Brief: Copy, in full, each line of the material that holds the word "신재생에너지".

Stored rows:

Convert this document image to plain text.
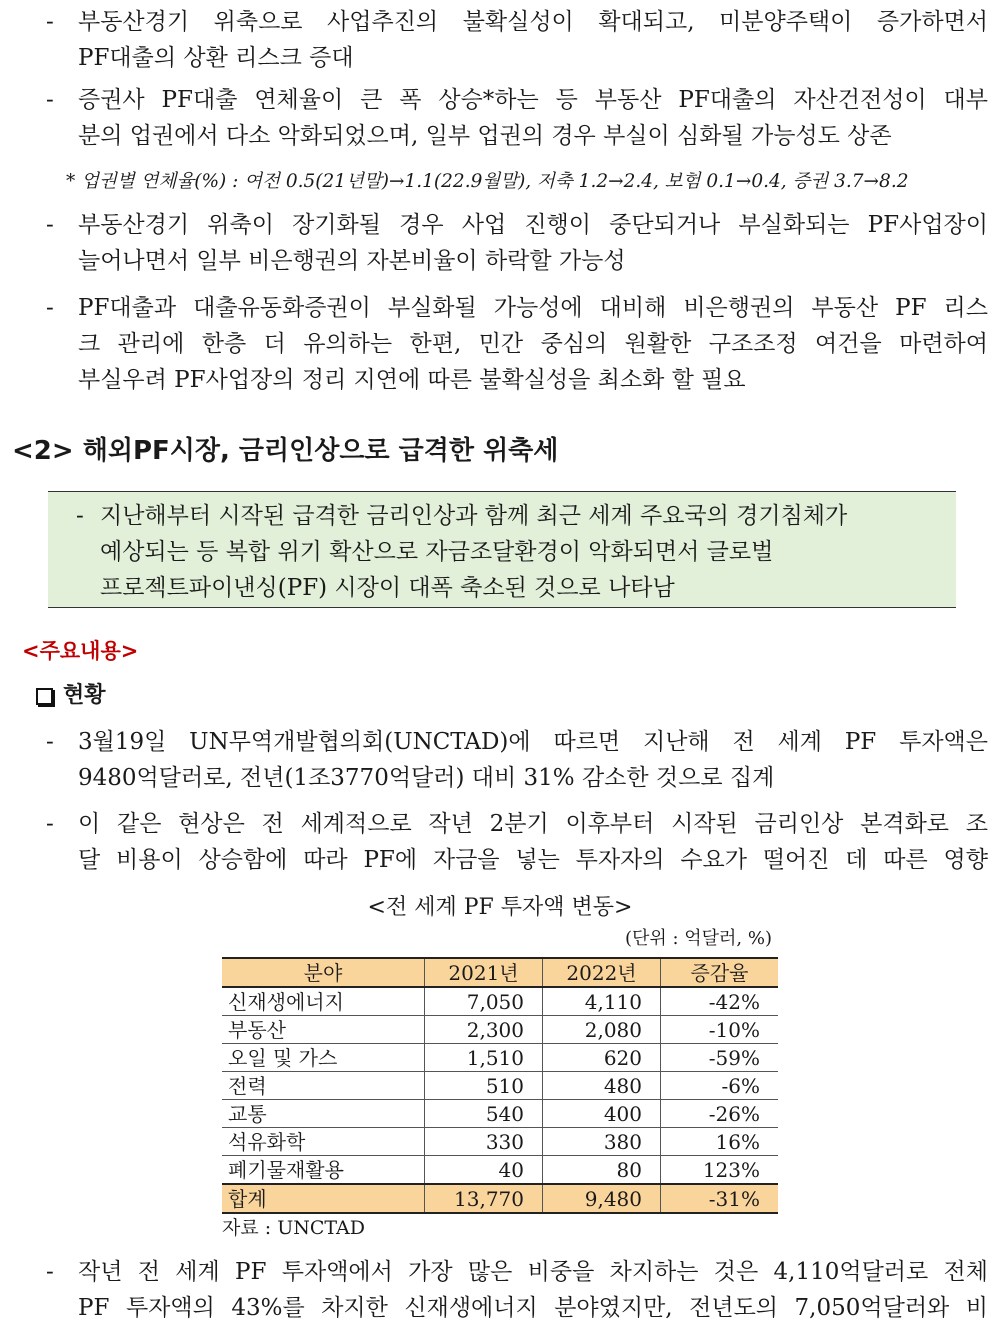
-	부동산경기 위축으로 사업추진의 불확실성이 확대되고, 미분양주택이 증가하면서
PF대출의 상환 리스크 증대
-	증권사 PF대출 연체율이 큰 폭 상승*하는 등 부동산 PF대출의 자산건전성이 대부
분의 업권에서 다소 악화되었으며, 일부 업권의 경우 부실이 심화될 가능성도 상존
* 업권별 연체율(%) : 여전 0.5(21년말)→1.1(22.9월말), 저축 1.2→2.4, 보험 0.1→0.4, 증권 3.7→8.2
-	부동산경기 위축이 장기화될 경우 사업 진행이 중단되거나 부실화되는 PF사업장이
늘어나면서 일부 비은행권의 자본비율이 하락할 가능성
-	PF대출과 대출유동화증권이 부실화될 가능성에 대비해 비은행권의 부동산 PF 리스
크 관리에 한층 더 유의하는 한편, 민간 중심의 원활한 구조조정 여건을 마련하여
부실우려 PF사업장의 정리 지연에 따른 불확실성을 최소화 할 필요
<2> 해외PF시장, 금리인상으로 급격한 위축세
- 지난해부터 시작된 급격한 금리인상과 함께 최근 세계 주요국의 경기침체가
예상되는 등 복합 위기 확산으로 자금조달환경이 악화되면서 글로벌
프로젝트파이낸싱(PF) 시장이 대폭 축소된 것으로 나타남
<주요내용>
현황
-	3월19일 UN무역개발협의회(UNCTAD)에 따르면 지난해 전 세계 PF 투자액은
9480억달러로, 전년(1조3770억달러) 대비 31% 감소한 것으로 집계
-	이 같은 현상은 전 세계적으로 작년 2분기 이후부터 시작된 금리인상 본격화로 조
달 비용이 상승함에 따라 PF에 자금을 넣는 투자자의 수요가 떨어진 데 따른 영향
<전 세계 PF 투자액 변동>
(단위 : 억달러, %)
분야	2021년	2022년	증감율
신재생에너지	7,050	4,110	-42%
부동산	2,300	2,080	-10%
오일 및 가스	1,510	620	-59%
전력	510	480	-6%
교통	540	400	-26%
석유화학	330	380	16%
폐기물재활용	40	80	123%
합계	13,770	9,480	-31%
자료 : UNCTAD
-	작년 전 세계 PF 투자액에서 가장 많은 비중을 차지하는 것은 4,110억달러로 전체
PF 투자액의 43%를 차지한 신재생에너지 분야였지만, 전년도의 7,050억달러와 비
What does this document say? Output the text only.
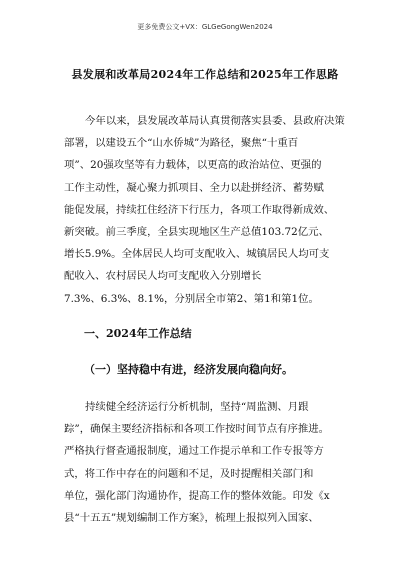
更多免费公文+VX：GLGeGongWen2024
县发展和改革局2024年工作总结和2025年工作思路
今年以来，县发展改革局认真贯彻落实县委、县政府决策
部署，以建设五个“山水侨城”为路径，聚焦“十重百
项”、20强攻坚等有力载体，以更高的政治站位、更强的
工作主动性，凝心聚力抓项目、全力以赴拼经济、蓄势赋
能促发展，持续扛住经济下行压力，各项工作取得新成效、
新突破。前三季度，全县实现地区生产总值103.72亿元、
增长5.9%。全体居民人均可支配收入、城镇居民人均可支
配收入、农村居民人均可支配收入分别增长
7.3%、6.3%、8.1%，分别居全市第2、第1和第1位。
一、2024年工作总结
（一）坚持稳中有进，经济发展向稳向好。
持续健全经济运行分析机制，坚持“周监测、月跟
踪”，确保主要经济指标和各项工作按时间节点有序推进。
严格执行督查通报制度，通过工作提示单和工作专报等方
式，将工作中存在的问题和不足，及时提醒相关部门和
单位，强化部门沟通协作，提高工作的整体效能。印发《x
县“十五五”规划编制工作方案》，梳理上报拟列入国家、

Correct answer:
신재생에너지	7,050	4,110	-42%
PF 투자액의 43%를 차지한 신재생에너지 분야였지만, 전년도의 7,050억달러와 비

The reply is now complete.